[Collection entries]
——————————
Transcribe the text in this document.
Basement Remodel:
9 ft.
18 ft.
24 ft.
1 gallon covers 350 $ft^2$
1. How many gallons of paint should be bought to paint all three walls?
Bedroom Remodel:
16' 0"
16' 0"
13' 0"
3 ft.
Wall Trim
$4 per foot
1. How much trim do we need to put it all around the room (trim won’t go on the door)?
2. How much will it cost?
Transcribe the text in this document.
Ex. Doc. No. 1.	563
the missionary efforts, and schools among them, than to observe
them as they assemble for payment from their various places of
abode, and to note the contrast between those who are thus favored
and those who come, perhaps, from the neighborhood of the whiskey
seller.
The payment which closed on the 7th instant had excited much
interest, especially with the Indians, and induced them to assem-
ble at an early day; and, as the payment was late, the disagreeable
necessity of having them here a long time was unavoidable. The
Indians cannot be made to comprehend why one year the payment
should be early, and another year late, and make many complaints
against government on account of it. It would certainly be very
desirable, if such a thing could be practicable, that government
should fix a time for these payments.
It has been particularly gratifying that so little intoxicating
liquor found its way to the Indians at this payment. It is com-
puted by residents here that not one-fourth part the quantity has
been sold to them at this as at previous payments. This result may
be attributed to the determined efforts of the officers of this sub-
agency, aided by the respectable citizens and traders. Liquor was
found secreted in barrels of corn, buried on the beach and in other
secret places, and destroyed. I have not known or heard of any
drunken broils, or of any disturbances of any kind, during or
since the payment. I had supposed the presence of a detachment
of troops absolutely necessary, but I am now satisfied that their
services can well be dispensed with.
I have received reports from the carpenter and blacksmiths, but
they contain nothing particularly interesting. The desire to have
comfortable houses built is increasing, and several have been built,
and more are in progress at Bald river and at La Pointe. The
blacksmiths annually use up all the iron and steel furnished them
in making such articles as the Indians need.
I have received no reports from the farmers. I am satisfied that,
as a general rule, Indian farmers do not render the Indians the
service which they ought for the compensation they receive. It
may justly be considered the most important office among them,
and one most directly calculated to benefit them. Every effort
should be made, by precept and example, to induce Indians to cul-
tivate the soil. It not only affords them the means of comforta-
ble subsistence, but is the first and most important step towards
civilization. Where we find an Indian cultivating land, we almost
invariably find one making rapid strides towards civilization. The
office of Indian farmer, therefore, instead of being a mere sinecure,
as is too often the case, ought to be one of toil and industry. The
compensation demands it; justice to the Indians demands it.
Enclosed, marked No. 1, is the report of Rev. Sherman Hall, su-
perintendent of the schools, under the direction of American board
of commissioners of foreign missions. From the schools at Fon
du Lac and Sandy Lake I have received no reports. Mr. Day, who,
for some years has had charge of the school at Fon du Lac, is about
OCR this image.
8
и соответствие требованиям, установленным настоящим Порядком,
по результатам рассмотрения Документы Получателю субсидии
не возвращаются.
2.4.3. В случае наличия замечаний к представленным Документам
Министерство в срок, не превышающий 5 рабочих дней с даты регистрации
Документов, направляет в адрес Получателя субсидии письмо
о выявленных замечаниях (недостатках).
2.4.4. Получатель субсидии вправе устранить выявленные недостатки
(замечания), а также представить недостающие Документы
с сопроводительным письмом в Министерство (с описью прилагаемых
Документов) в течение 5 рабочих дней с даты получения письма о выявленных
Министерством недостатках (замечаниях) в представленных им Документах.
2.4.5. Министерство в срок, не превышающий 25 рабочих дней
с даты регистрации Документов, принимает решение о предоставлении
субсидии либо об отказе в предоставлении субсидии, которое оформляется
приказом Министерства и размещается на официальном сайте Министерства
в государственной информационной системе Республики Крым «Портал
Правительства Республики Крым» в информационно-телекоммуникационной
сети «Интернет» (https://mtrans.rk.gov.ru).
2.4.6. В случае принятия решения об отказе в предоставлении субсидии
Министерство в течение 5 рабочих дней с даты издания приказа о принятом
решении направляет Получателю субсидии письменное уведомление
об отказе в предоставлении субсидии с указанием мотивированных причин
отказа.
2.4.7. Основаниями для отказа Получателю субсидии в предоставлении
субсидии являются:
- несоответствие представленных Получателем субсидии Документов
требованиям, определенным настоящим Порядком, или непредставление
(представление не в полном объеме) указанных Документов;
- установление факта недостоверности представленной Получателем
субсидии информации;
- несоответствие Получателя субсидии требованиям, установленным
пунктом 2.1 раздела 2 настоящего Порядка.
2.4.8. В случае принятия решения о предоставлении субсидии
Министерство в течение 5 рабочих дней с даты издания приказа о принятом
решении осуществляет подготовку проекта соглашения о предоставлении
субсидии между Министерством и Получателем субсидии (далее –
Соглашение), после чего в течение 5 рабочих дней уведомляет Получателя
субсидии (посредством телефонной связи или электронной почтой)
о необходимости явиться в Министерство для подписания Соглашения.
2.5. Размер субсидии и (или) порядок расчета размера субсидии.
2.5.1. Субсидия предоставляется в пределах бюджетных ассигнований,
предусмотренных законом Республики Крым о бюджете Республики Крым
——————————
◆ **What needs to be done**
Reproduce the data shown above exactly.

◆ **Expected answer**
Transcribe the text in this document.
Basement Remodel:
9 ft.
18 ft.
24 ft.
1 gallon covers 350 $ft^2$
1. How many gallons of paint should be bought to paint all three walls?
Bedroom Remodel:
16' 0"
16' 0"
13' 0"
3 ft.
Wall Trim
$4 per foot
1. How much trim do we need to put it all around the room (trim won’t go on the door)?
2. How much will it cost?
Transcribe the text in this document.
Ex. Doc. No. 1.	563
the missionary efforts, and schools among them, than to observe
them as they assemble for payment from their various places of
abode, and to note the contrast between those who are thus favored
and those who come, perhaps, from the neighborhood of the whiskey
seller.
The payment which closed on the 7th instant had excited much
interest, especially with the Indians, and induced them to assem-
ble at an early day; and, as the payment was late, the disagreeable
necessity of having them here a long time was unavoidable. The
Indians cannot be made to comprehend why one year the payment
should be early, and another year late, and make many complaints
against government on account of it. It would certainly be very
desirable, if such a thing could be practicable, that government
should fix a time for these payments.
It has been particularly gratifying that so little intoxicating
liquor found its way to the Indians at this payment. It is com-
puted by residents here that not one-fourth part the quantity has
been sold to them at this as at previous payments. This result may
be attributed to the determined efforts of the officers of this sub-
agency, aided by the respectable citizens and traders. Liquor was
found secreted in barrels of corn, buried on the beach and in other
secret places, and destroyed. I have not known or heard of any
drunken broils, or of any disturbances of any kind, during or
since the payment. I had supposed the presence of a detachment
of troops absolutely necessary, but I am now satisfied that their
services can well be dispensed with.
I have received reports from the carpenter and blacksmiths, but
they contain nothing particularly interesting. The desire to have
comfortable houses built is increasing, and several have been built,
and more are in progress at Bald river and at La Pointe. The
blacksmiths annually use up all the iron and steel furnished them
in making such articles as the Indians need.
I have received no reports from the farmers. I am satisfied that,
as a general rule, Indian farmers do not render the Indians the
service which they ought for the compensation they receive. It
may justly be considered the most important office among them,
and one most directly calculated to benefit them. Every effort
should be made, by precept and example, to induce Indians to cul-
tivate the soil. It not only affords them the means of comforta-
ble subsistence, but is the first and most important step towards
civilization. Where we find an Indian cultivating land, we almost
invariably find one making rapid strides towards civilization. The
office of Indian farmer, therefore, instead of being a mere sinecure,
as is too often the case, ought to be one of toil and industry. The
compensation demands it; justice to the Indians demands it.
Enclosed, marked No. 1, is the report of Rev. Sherman Hall, su-
perintendent of the schools, under the direction of American board
of commissioners of foreign missions. From the schools at Fon
du Lac and Sandy Lake I have received no reports. Mr. Day, who,
for some years has had charge of the school at Fon du Lac, is about
OCR this image.
8
и соответствие требованиям, установленным настоящим Порядком,
по результатам рассмотрения Документы Получателю субсидии
не возвращаются.
2.4.3. В случае наличия замечаний к представленным Документам
Министерство в срок, не превышающий 5 рабочих дней с даты регистрации
Документов, направляет в адрес Получателя субсидии письмо
о выявленных замечаниях (недостатках).
2.4.4. Получатель субсидии вправе устранить выявленные недостатки
(замечания), а также представить недостающие Документы
с сопроводительным письмом в Министерство (с описью прилагаемых
Документов) в течение 5 рабочих дней с даты получения письма о выявленных
Министерством недостатках (замечаниях) в представленных им Документах.
2.4.5. Министерство в срок, не превышающий 25 рабочих дней
с даты регистрации Документов, принимает решение о предоставлении
субсидии либо об отказе в предоставлении субсидии, которое оформляется
приказом Министерства и размещается на официальном сайте Министерства
в государственной информационной системе Республики Крым «Портал
Правительства Республики Крым» в информационно-телекоммуникационной
сети «Интернет» (https://mtrans.rk.gov.ru).
2.4.6. В случае принятия решения об отказе в предоставлении субсидии
Министерство в течение 5 рабочих дней с даты издания приказа о принятом
решении направляет Получателю субсидии письменное уведомление
об отказе в предоставлении субсидии с указанием мотивированных причин
отказа.
2.4.7. Основаниями для отказа Получателю субсидии в предоставлении
субсидии являются:
- несоответствие представленных Получателем субсидии Документов
требованиям, определенным настоящим Порядком, или непредставление
(представление не в полном объеме) указанных Документов;
- установление факта недостоверности представленной Получателем
субсидии информации;
- несоответствие Получателя субсидии требованиям, установленным
пунктом 2.1 раздела 2 настоящего Порядка.
2.4.8. В случае принятия решения о предоставлении субсидии
Министерство в течение 5 рабочих дней с даты издания приказа о принятом
решении осуществляет подготовку проекта соглашения о предоставлении
субсидии между Министерством и Получателем субсидии (далее –
Соглашение), после чего в течение 5 рабочих дней уведомляет Получателя
субсидии (посредством телефонной связи или электронной почтой)
о необходимости явиться в Министерство для подписания Соглашения.
2.5. Размер субсидии и (или) порядок расчета размера субсидии.
2.5.1. Субсидия предоставляется в пределах бюджетных ассигнований,
предусмотренных законом Республики Крым о бюджете Республики Крым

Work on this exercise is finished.